>>>>
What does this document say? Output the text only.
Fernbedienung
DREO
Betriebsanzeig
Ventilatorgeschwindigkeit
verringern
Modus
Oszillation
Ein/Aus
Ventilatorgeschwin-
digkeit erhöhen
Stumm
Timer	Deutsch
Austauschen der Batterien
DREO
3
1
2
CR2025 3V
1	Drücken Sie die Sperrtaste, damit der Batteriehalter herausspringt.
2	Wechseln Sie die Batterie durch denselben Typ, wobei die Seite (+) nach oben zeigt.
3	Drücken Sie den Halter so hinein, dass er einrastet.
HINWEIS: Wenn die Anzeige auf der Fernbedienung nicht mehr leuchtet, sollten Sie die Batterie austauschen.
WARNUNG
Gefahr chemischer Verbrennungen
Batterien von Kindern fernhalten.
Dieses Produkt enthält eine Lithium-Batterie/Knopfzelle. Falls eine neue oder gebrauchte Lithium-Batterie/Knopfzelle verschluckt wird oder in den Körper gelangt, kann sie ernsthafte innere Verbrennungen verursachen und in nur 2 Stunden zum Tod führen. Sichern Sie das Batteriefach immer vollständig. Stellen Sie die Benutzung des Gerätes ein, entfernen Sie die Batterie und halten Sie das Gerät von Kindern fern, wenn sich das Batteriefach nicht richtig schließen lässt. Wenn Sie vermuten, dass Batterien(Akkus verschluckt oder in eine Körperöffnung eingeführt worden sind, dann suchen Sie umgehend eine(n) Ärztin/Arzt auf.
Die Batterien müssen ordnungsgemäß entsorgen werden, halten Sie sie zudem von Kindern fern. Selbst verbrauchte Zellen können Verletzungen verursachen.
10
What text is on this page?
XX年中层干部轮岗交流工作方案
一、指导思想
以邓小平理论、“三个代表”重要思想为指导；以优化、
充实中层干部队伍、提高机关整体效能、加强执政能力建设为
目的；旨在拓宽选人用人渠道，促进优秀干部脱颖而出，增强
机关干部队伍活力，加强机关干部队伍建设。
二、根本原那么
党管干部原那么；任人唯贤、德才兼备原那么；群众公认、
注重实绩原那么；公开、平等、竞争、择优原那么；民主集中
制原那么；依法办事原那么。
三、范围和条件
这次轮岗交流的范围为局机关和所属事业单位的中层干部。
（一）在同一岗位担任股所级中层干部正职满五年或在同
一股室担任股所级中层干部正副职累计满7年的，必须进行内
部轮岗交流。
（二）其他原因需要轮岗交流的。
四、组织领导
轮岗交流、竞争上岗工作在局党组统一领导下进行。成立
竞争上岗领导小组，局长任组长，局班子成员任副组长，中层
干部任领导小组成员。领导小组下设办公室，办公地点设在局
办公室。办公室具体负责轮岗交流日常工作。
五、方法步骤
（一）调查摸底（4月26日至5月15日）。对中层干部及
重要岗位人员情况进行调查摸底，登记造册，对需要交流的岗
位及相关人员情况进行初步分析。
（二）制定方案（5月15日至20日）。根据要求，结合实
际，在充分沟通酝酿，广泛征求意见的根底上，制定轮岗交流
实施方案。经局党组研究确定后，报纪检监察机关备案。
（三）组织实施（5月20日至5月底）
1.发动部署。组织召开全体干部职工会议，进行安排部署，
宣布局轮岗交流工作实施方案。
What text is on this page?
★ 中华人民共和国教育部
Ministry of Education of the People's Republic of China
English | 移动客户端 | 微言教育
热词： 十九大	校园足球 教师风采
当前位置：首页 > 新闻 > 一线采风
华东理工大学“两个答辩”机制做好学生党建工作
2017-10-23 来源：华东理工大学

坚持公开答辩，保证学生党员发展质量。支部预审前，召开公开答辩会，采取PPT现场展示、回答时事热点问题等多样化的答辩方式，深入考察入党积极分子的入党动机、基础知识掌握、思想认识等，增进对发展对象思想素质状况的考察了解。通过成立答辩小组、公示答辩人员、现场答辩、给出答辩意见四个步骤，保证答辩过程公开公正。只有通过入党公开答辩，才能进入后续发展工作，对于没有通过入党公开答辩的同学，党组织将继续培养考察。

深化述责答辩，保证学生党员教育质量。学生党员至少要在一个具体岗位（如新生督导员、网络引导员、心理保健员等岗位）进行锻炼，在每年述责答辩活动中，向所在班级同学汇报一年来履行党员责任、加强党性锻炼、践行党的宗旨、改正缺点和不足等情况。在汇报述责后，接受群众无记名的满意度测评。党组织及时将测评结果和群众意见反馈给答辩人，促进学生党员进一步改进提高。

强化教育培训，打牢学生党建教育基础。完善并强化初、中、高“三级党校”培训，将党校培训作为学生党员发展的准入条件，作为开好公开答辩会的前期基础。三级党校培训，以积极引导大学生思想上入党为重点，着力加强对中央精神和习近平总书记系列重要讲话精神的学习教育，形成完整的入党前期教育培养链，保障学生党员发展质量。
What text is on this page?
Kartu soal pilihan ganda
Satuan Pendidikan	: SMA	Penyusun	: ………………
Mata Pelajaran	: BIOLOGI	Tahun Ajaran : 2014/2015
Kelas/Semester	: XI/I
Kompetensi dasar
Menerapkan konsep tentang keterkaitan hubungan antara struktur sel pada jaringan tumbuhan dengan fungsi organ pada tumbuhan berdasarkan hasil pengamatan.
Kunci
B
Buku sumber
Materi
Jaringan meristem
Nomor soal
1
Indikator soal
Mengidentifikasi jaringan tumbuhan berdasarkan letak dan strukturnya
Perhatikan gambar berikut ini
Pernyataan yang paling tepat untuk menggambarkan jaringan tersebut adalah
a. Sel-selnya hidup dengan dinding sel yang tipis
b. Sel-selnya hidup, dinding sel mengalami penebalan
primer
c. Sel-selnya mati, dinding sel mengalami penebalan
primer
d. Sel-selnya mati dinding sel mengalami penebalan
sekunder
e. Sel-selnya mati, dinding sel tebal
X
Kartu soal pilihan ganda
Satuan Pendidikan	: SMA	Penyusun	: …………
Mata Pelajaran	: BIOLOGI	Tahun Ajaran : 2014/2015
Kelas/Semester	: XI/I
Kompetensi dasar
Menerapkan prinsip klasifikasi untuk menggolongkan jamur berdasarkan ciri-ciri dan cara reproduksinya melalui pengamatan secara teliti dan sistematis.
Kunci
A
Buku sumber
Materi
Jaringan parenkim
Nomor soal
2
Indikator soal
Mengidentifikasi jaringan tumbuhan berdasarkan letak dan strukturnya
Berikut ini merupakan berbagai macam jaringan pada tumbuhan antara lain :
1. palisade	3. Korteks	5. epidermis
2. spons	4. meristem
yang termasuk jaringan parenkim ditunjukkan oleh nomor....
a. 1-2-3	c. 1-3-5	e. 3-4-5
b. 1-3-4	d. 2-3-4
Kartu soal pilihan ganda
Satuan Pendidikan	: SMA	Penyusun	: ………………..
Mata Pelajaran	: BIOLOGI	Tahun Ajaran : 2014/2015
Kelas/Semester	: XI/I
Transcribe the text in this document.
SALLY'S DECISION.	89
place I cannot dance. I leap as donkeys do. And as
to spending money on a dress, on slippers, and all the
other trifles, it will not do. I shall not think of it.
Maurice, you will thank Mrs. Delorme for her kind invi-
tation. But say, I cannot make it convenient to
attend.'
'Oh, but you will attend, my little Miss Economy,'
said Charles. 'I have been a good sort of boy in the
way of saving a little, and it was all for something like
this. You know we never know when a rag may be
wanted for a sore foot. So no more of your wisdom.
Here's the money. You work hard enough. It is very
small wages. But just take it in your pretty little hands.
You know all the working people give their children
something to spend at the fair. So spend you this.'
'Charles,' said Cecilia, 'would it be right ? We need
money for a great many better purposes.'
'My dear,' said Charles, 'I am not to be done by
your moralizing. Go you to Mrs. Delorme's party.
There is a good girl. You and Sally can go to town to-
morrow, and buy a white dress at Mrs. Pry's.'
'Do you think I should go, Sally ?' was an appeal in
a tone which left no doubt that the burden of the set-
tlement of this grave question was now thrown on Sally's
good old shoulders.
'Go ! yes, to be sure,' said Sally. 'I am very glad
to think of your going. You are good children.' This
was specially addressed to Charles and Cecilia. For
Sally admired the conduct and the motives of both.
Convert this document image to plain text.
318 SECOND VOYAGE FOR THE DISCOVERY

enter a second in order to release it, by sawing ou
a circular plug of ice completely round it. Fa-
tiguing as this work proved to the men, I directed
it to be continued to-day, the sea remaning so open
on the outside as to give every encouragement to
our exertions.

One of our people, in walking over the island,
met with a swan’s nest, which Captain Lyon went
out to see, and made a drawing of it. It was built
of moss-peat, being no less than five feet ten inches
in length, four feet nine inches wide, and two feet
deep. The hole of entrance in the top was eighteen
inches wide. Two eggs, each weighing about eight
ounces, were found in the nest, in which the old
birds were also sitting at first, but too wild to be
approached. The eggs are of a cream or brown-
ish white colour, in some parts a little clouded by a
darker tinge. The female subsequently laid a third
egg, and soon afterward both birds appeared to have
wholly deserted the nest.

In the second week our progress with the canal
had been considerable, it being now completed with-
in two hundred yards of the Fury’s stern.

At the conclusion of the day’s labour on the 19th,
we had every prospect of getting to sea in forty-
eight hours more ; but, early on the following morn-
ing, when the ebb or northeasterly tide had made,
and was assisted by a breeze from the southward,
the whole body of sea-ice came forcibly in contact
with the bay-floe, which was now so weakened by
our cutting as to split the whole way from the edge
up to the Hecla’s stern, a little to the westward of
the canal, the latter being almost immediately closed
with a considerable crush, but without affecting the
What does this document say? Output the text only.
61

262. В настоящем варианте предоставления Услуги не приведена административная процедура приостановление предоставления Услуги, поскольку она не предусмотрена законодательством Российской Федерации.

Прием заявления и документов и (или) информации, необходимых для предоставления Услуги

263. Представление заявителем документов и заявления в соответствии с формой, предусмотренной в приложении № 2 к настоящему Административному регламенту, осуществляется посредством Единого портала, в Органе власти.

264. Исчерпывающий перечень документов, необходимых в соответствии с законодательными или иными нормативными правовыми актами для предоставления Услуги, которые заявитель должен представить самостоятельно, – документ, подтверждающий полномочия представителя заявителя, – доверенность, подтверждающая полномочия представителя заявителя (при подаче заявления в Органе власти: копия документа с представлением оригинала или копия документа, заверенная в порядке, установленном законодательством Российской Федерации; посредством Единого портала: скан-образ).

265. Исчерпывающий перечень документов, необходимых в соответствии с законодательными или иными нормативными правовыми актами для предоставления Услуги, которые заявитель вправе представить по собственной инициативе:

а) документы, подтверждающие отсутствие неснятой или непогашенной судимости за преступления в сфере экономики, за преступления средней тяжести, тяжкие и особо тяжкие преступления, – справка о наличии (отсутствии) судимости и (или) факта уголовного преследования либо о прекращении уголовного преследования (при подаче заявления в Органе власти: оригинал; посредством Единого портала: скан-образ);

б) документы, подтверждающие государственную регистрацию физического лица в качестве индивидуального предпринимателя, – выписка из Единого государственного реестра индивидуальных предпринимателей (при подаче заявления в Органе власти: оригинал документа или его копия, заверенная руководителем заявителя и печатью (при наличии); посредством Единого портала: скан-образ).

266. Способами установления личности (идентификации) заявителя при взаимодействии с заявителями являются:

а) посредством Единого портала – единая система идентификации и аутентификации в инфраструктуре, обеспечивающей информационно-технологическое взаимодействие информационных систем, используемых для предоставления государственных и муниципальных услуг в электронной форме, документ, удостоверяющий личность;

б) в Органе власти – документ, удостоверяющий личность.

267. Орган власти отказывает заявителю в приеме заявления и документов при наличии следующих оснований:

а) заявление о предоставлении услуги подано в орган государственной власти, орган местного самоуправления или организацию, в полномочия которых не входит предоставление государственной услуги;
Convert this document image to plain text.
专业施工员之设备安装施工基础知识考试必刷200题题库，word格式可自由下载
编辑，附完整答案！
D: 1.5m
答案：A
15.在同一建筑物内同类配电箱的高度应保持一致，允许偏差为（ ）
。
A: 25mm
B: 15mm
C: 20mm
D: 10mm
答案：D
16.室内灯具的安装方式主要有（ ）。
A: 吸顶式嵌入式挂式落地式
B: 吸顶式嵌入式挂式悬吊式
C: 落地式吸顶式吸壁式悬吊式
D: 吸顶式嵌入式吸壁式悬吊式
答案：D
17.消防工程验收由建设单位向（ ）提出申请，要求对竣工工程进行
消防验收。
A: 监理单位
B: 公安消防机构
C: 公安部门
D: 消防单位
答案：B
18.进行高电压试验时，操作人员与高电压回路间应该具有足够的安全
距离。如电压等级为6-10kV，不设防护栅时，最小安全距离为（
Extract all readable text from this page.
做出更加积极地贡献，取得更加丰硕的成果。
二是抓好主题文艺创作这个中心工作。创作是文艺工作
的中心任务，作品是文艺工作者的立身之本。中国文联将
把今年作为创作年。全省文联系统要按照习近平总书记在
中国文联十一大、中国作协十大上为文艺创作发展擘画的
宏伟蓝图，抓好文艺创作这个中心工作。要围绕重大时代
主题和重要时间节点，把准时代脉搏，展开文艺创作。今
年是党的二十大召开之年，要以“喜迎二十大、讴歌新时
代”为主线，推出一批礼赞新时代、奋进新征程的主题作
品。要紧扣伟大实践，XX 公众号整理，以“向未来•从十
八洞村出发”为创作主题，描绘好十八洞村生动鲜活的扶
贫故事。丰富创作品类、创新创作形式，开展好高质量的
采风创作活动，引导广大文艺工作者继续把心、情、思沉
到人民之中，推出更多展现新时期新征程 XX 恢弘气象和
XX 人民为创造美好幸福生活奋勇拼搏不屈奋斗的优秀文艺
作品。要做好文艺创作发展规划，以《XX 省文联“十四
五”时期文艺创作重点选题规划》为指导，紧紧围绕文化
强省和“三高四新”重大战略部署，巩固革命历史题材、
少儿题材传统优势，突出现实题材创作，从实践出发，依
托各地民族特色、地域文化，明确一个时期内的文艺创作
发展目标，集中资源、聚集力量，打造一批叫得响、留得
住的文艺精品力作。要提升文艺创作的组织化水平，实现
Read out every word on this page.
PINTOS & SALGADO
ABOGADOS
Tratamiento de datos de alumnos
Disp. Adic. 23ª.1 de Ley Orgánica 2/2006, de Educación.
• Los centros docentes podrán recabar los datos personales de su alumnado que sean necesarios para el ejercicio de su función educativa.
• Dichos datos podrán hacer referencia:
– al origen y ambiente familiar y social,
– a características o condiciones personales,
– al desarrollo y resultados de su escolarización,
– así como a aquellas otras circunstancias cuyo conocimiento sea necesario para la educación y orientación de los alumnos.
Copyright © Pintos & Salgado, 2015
<<<<
* **SET EXERCISE**: Scan the material above. Extract every line in which the word "good" occurs.

* **OUTPUT OF THE TASK**:
said Charles. 'I have been a good sort of boy in the
There is a good girl. You and Sally can go to town to-
good old shoulders.
to think of your going. You are good children.' This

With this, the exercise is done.